Stored records

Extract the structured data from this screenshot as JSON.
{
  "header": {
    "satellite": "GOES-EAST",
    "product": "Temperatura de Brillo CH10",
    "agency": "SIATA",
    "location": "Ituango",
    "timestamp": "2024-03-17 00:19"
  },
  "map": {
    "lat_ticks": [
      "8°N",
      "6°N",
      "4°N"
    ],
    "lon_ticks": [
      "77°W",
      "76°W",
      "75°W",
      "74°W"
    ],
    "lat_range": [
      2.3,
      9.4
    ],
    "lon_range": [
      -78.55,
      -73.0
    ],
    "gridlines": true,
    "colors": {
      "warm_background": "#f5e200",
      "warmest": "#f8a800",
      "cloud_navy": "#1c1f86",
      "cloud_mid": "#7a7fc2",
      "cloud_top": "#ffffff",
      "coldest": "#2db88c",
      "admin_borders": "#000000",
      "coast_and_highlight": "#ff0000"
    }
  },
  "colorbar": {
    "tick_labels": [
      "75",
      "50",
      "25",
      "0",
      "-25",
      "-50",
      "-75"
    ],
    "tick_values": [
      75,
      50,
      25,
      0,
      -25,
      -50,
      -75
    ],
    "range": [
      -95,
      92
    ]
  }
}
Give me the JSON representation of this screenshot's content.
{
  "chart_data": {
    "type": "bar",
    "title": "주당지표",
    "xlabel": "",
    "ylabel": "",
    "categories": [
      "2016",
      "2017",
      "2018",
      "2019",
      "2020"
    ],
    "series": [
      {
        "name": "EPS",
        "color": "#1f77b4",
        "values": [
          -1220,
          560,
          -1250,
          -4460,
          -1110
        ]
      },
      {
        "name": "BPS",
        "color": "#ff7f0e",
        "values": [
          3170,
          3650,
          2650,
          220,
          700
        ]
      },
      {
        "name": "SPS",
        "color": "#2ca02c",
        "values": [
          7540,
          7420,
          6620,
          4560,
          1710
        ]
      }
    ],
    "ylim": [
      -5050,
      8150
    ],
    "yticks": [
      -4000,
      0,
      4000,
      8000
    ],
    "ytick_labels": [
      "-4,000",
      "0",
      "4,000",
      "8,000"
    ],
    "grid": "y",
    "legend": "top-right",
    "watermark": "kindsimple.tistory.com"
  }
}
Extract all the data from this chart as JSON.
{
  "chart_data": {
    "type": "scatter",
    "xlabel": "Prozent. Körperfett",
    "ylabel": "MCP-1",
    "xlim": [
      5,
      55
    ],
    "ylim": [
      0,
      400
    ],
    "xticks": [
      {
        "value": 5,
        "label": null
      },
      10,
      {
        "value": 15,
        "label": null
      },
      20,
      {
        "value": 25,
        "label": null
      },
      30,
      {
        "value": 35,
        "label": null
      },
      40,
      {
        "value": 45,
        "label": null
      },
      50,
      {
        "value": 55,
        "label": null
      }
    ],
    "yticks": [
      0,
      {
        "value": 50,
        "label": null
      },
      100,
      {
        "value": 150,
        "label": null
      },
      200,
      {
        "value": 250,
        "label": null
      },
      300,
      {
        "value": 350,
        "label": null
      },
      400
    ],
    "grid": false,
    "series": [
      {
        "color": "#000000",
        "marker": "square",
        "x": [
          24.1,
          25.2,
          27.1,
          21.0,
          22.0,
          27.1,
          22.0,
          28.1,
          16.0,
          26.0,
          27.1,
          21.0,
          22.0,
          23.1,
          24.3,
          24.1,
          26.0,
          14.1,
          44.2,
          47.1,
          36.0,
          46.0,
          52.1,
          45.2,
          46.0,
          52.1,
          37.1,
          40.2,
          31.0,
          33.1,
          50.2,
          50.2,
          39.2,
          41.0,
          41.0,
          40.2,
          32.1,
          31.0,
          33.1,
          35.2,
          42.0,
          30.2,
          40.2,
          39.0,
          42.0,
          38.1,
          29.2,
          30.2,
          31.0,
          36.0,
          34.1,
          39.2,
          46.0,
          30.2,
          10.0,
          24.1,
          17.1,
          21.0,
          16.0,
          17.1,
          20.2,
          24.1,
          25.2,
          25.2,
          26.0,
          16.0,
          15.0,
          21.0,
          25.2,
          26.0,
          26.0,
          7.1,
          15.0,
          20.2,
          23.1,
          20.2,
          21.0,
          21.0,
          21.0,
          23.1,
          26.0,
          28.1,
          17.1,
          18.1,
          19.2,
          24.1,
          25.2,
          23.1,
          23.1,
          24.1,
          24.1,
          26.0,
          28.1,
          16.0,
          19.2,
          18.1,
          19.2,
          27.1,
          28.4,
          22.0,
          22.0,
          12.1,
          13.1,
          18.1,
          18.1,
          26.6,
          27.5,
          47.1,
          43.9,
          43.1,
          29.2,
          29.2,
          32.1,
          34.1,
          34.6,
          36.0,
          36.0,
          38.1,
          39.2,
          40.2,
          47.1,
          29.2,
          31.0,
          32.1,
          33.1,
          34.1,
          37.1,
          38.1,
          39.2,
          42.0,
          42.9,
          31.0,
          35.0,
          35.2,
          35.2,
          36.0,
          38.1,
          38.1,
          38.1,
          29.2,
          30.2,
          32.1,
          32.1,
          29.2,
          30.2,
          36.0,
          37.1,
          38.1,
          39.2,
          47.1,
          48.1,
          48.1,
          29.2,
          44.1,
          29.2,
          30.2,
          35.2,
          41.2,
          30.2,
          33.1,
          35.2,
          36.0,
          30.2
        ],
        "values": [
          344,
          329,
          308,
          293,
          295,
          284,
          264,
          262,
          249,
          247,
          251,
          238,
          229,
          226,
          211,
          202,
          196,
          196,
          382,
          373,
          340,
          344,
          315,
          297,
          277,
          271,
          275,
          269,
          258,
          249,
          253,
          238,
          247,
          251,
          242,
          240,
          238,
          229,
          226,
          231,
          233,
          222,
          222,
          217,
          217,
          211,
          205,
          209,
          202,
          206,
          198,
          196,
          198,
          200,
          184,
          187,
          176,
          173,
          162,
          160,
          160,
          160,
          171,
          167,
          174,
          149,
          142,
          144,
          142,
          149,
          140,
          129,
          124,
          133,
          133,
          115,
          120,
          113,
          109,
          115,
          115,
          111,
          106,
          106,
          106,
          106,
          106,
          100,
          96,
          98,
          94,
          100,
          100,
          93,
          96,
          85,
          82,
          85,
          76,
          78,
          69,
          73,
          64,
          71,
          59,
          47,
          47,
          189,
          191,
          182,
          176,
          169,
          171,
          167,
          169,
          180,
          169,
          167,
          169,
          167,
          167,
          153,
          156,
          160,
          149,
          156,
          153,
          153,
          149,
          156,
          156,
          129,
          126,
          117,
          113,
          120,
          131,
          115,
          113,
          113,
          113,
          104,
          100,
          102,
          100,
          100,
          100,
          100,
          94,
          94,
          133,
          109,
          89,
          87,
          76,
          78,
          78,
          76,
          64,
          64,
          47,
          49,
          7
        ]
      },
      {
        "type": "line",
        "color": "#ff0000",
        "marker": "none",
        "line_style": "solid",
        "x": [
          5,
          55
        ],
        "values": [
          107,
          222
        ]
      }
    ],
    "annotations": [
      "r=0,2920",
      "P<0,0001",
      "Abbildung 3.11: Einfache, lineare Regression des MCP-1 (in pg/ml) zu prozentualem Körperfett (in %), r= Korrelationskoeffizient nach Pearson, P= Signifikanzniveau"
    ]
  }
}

Goal
Copy out all lines from the material above that contain the string "Körperfett".

Response to this task
    "xlabel": "Prozent. Körperfett",
      "Abbildung 3.11: Einfache, lineare Regression des MCP-1 (in pg/ml) zu prozentualem Körperfett (in %), r= Korrelationskoeffizient nach Pearson, P= Signifikanzniveau"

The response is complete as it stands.